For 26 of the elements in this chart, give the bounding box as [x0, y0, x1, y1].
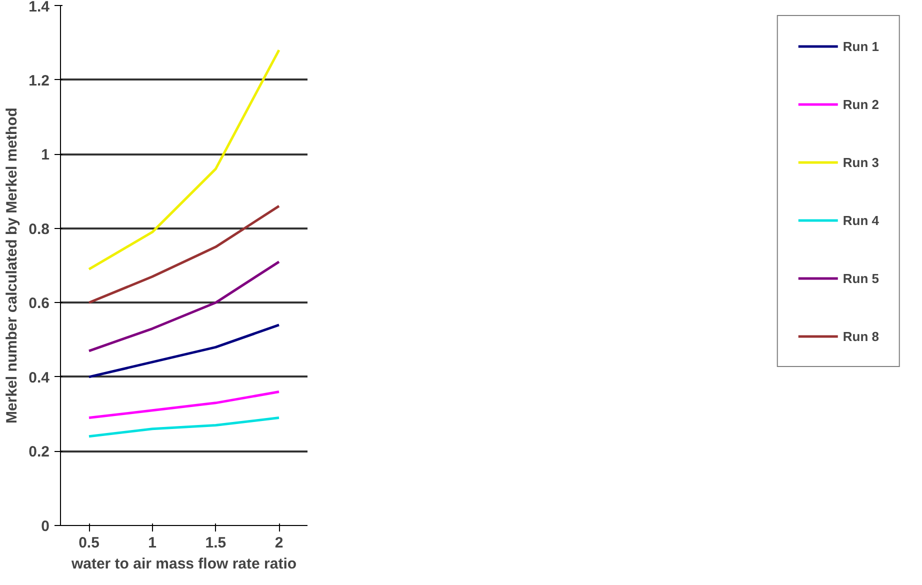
line-series [88, 48, 280, 270]
legend-label: Run 3 [842, 154, 879, 170]
line-series [88, 324, 280, 378]
y-tick-label: 0.6 [28, 295, 50, 312]
y-tick-label: 1 [41, 146, 50, 164]
legend-label: Run 5 [842, 270, 879, 286]
x-axis-title: water to air mass flow rate ratio [70, 556, 297, 572]
legend-label: Run 4 [842, 212, 879, 228]
line-series [88, 416, 280, 438]
line-series [88, 260, 280, 352]
legend-label: Run 2 [842, 96, 879, 112]
x-tick-label: 1 [148, 534, 157, 552]
y-tick-label: 0 [41, 518, 50, 535]
line-series [88, 390, 280, 420]
line-series [88, 204, 280, 304]
x-tick-label: 0.5 [78, 534, 100, 552]
y-axis-title: Merkel number calculated by Merkel method [4, 108, 21, 424]
legend-label: Run 8 [842, 328, 879, 344]
y-tick-label: 0.2 [28, 444, 50, 461]
x-tick-label: 2 [274, 534, 284, 552]
y-tick-label: 1.4 [28, 0, 50, 16]
y-tick-label: 0.4 [28, 369, 50, 386]
y-tick-label: 1.2 [28, 72, 50, 90]
y-tick-label: 0.8 [28, 220, 50, 238]
x-tick-label: 1.5 [205, 534, 226, 552]
legend-label: Run 1 [842, 38, 879, 54]
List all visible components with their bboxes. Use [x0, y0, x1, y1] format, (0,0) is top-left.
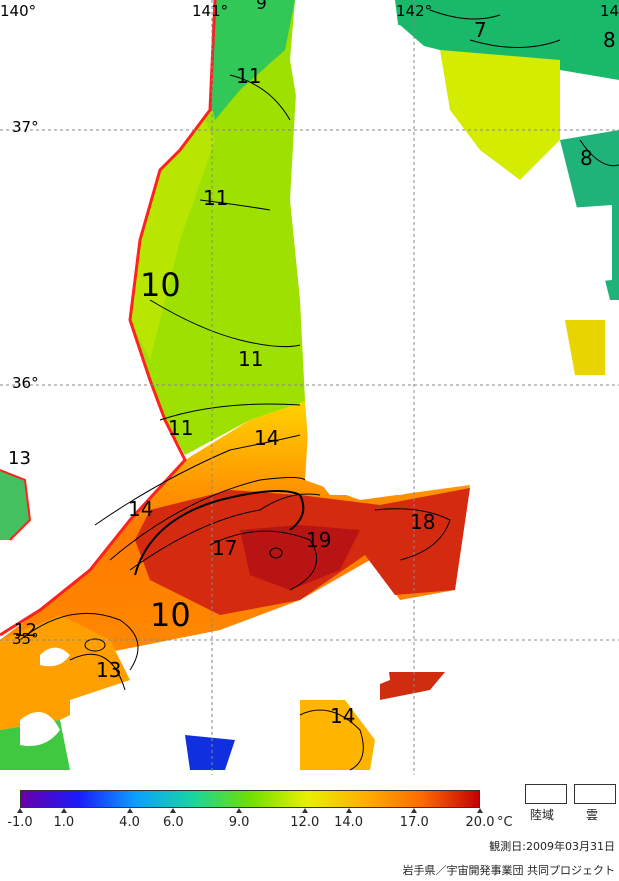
- contour-label: 14: [128, 497, 154, 521]
- land: [0, 0, 215, 635]
- sea-blue-patch: [185, 735, 235, 770]
- contour-label: 10: [150, 596, 191, 634]
- coastline-lake: [0, 469, 32, 541]
- cloud-legend-swatch: [574, 784, 616, 804]
- cloud-hole-2: [20, 712, 60, 746]
- land-legend-swatch: [525, 784, 567, 804]
- contour-label: 18: [410, 510, 436, 534]
- temperature-colorbar: [20, 790, 480, 808]
- graticule: [0, 0, 619, 775]
- sea-northeast-b: [440, 50, 560, 180]
- contour-label: 19: [306, 528, 332, 552]
- colorbar-tick-label: 20.0: [465, 815, 495, 830]
- sea-north: [130, 0, 310, 455]
- sea-northeast: [395, 0, 619, 80]
- credit-line: 岩手県／宇宙開発事業団 共同プロジェクト: [402, 864, 616, 877]
- land-lake: [0, 470, 30, 540]
- land-legend-label: 陸域: [530, 808, 555, 822]
- colorbar-tick-mark: [345, 808, 352, 813]
- lon-label-142: 142°: [396, 2, 433, 20]
- sea-kuroshio-core: [240, 525, 360, 590]
- cloud-mask-center: [290, 25, 610, 495]
- colorbar-tick-label: 6.0: [162, 815, 184, 830]
- lat-label-35: 35°: [12, 630, 39, 648]
- cloud-mask-southwest: [70, 600, 390, 770]
- contours: [19, 9, 619, 771]
- contour-label: 14: [330, 704, 356, 728]
- sea-south-patch: [300, 700, 375, 770]
- contour-label: 11: [238, 347, 264, 371]
- cloud-mask-south: [380, 580, 619, 775]
- contour-label: 10: [140, 266, 181, 304]
- contour-label: 8: [603, 28, 616, 52]
- colorbar-tick-label: -1.0: [7, 815, 33, 830]
- sea-north-top: [205, 0, 295, 120]
- contour-label: 11: [236, 64, 262, 88]
- sea-east-patch-b: [565, 320, 605, 375]
- sst-map-svg: [0, 0, 619, 775]
- contour-label: 12: [14, 620, 37, 641]
- cloud-mask-east: [540, 205, 612, 285]
- coastline: [0, 0, 217, 637]
- colorbar-tick-mark: [126, 808, 133, 813]
- cloud-hole-1: [40, 647, 70, 667]
- sea-nearshore: [130, 110, 215, 360]
- colorbar-tick-mark: [301, 808, 308, 813]
- lon-label-140: 140°: [0, 2, 37, 20]
- contour-label: 13: [8, 448, 31, 469]
- contour-label: 9: [256, 0, 267, 14]
- colorbar-tick-mark: [477, 808, 483, 813]
- lon-label-141: 141°: [192, 2, 229, 20]
- lon-label-143: 14: [600, 2, 619, 20]
- colorbar-tick-label: 1.0: [53, 815, 75, 830]
- contour-label: 14: [254, 426, 280, 450]
- colorbar-tick-mark: [60, 808, 67, 813]
- colorbar-tick-label: 17.0: [399, 815, 429, 830]
- colorbar-tick-mark: [411, 808, 418, 813]
- colorbar-tick-label: 9.0: [228, 815, 250, 830]
- sst-map: 37° 36° 35° 140° 141° 142° 14 9 7 8 11 1…: [0, 0, 619, 775]
- contour-label: 11: [168, 416, 194, 440]
- contour-label: 13: [96, 658, 122, 682]
- colorbar-tick-label: 4.0: [119, 815, 140, 830]
- contour-label: 7: [474, 18, 487, 42]
- colorbar-tick-mark: [236, 808, 243, 813]
- colorbar-tick-mark: [17, 808, 23, 813]
- contour-label: 8: [580, 146, 593, 170]
- colorbar-tick-mark: [170, 808, 177, 813]
- lat-label-37: 37°: [12, 118, 39, 136]
- contour-label: 17: [212, 536, 238, 560]
- cloud-legend-label: 雲: [586, 808, 599, 822]
- contour-label: 11: [203, 186, 229, 210]
- colorbar-tick-label: 14.0: [334, 815, 364, 830]
- lat-label-36: 36°: [12, 374, 39, 392]
- colorbar-tick-label: 12.0: [290, 815, 320, 830]
- observation-date: 観測日:2009年03月31日: [489, 840, 615, 853]
- colorbar-unit: °C: [497, 815, 513, 830]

*-*-*

Problem details: Print the lines exactly as they appear, starting with the line that contains "line-series [88, 48, 280, 270]" and ending with the line that contains "legend-label: Run 5 [842, 270, 879, 286]", both included.

Solution:
line-series [88, 48, 280, 270]
legend-label: Run 3 [842, 154, 879, 170]
line-series [88, 324, 280, 378]
y-tick-label: 0.6 [28, 295, 50, 312]
y-tick-label: 1 [41, 146, 50, 164]
legend-label: Run 5 [842, 270, 879, 286]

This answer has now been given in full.